--- RECORDED INFORMATION ---
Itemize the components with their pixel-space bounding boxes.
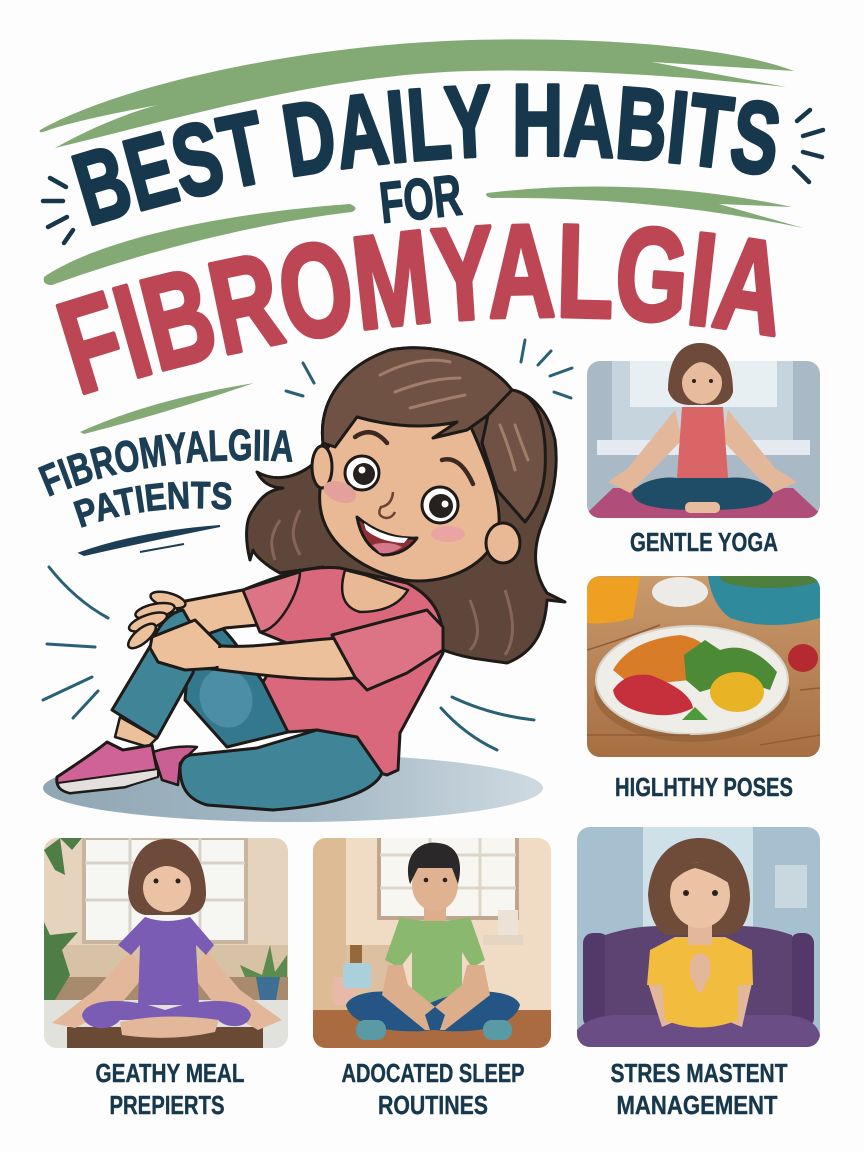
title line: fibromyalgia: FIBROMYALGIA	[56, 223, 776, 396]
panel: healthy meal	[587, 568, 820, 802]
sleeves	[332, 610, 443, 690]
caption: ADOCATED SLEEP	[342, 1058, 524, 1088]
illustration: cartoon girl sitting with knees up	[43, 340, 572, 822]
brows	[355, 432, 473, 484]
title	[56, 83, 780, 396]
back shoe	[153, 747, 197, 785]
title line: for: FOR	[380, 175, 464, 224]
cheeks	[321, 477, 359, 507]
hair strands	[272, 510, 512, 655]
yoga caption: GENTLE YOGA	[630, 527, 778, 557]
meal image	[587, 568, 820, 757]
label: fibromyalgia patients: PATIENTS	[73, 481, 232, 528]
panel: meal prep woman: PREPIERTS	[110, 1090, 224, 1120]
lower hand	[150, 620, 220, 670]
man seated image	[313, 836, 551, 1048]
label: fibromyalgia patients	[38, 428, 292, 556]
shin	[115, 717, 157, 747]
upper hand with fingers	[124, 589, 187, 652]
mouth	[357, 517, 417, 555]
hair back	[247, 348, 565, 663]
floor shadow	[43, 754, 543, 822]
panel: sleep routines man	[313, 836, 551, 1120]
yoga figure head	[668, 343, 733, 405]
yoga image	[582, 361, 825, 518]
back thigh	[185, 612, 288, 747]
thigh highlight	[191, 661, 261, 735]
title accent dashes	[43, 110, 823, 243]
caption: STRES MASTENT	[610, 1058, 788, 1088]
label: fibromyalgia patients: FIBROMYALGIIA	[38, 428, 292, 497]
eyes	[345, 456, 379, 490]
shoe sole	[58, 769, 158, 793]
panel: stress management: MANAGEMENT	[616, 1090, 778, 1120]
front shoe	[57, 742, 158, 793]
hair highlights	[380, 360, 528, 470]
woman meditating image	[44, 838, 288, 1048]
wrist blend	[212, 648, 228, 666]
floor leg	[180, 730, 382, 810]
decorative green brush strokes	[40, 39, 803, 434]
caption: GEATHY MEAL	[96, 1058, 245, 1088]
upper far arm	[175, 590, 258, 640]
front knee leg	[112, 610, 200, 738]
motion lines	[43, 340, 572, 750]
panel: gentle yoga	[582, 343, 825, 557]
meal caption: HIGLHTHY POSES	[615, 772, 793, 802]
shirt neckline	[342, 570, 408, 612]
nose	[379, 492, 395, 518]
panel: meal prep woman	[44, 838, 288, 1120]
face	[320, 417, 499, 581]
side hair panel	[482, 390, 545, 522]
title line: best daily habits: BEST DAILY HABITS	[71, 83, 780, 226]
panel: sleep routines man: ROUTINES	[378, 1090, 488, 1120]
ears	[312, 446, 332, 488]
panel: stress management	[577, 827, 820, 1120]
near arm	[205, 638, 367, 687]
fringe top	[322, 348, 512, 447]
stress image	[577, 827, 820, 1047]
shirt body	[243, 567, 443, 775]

--- EXERCISE ---
Your answer should be an exact copy of the entries above, with no images included.

--- ANSWER BOX ---
Itemize the components with their pixel-space bounding boxes.
title line: fibromyalgia: FIBROMYALGIA	[56, 223, 776, 396]
panel: healthy meal	[587, 568, 820, 802]
sleeves	[332, 610, 443, 690]
caption: ADOCATED SLEEP	[342, 1058, 524, 1088]
illustration: cartoon girl sitting with knees up	[43, 340, 572, 822]
brows	[355, 432, 473, 484]
title	[56, 83, 780, 396]
back shoe	[153, 747, 197, 785]
title line: for: FOR	[380, 175, 464, 224]
cheeks	[321, 477, 359, 507]
hair strands	[272, 510, 512, 655]
yoga caption: GENTLE YOGA	[630, 527, 778, 557]
meal image	[587, 568, 820, 757]
label: fibromyalgia patients: PATIENTS	[73, 481, 232, 528]
panel: meal prep woman: PREPIERTS	[110, 1090, 224, 1120]
lower hand	[150, 620, 220, 670]
man seated image	[313, 836, 551, 1048]
label: fibromyalgia patients	[38, 428, 292, 556]
shin	[115, 717, 157, 747]
upper hand with fingers	[124, 589, 187, 652]
mouth	[357, 517, 417, 555]
hair back	[247, 348, 565, 663]
floor shadow	[43, 754, 543, 822]
panel: sleep routines man	[313, 836, 551, 1120]
yoga figure head	[668, 343, 733, 405]
yoga image	[582, 361, 825, 518]
back thigh	[185, 612, 288, 747]
thigh highlight	[191, 661, 261, 735]
title accent dashes	[43, 110, 823, 243]
caption: STRES MASTENT	[610, 1058, 788, 1088]
label: fibromyalgia patients: FIBROMYALGIIA	[38, 428, 292, 497]
eyes	[345, 456, 379, 490]
shoe sole	[58, 769, 158, 793]
panel: stress management: MANAGEMENT	[616, 1090, 778, 1120]
front shoe	[57, 742, 158, 793]
hair highlights	[380, 360, 528, 470]
woman meditating image	[44, 838, 288, 1048]
wrist blend	[212, 648, 228, 666]
floor leg	[180, 730, 382, 810]
decorative green brush strokes	[40, 39, 803, 434]
caption: GEATHY MEAL	[96, 1058, 245, 1088]
upper far arm	[175, 590, 258, 640]
front knee leg	[112, 610, 200, 738]
motion lines	[43, 340, 572, 750]
panel: gentle yoga	[582, 343, 825, 557]
meal caption: HIGLHTHY POSES	[615, 772, 793, 802]
shirt neckline	[342, 570, 408, 612]
nose	[379, 492, 395, 518]
panel: meal prep woman	[44, 838, 288, 1120]
face	[320, 417, 499, 581]
side hair panel	[482, 390, 545, 522]
title line: best daily habits: BEST DAILY HABITS	[71, 83, 780, 226]
panel: sleep routines man: ROUTINES	[378, 1090, 488, 1120]
ears	[312, 446, 332, 488]
panel: stress management	[577, 827, 820, 1120]
near arm	[205, 638, 367, 687]
fringe top	[322, 348, 512, 447]
stress image	[577, 827, 820, 1047]
shirt body	[243, 567, 443, 775]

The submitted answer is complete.